Dataset entries:
•••••
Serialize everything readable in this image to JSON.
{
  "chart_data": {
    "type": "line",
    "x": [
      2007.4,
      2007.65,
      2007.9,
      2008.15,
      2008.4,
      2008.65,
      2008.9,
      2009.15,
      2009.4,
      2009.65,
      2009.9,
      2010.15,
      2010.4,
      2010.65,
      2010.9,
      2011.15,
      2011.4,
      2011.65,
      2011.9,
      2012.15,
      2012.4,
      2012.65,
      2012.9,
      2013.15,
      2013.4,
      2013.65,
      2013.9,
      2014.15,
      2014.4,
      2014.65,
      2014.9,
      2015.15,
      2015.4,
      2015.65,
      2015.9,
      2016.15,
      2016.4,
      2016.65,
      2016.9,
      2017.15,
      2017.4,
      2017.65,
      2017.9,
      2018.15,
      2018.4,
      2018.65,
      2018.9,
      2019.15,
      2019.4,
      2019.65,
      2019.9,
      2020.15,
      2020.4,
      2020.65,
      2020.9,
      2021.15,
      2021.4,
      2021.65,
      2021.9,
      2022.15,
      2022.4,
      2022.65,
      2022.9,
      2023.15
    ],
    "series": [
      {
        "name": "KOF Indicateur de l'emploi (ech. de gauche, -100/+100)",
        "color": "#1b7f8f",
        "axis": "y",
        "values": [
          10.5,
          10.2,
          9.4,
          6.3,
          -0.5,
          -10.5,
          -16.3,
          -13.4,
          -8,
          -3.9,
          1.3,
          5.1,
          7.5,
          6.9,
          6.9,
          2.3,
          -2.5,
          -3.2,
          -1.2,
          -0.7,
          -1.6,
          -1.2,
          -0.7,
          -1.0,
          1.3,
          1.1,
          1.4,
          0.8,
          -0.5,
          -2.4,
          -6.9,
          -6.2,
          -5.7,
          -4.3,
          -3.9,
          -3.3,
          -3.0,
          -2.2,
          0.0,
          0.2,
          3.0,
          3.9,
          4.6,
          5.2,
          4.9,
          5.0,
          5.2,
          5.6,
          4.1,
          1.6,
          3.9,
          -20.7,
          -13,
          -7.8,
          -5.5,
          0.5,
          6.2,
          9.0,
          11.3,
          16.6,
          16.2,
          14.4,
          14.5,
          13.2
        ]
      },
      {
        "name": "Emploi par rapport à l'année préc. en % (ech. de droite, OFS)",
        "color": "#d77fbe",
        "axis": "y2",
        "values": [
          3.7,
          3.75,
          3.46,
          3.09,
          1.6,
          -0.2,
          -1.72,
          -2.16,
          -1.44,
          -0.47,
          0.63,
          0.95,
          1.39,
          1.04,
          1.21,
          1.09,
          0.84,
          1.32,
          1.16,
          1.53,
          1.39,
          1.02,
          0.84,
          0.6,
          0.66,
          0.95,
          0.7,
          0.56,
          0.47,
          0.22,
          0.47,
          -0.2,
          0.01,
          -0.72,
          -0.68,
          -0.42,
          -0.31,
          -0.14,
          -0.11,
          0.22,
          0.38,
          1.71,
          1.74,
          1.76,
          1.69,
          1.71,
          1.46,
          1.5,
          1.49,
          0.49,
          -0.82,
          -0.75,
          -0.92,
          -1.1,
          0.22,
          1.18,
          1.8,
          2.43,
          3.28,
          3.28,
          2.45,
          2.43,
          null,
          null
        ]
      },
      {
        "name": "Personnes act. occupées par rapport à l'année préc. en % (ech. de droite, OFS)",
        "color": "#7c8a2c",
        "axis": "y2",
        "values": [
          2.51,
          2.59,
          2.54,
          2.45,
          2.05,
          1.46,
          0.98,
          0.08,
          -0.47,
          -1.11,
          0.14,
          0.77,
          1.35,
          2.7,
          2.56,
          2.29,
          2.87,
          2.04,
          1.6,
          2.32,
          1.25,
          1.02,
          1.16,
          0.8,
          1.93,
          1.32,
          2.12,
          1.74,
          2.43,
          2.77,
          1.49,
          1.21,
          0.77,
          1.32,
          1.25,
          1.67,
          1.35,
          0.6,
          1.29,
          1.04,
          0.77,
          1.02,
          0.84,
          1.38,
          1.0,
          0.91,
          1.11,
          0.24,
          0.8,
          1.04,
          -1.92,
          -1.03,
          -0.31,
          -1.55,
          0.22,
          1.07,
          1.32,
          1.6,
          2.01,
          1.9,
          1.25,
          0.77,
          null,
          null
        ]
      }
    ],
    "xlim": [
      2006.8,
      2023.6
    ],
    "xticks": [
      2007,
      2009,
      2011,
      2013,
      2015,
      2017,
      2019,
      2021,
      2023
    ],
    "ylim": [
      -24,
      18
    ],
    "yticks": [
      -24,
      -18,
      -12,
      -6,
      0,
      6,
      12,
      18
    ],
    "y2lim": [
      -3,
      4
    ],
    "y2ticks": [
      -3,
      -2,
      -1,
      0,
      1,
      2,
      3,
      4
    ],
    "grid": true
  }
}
•••••
Each line of the material that holds the string "color" counts once; give the total alone.

3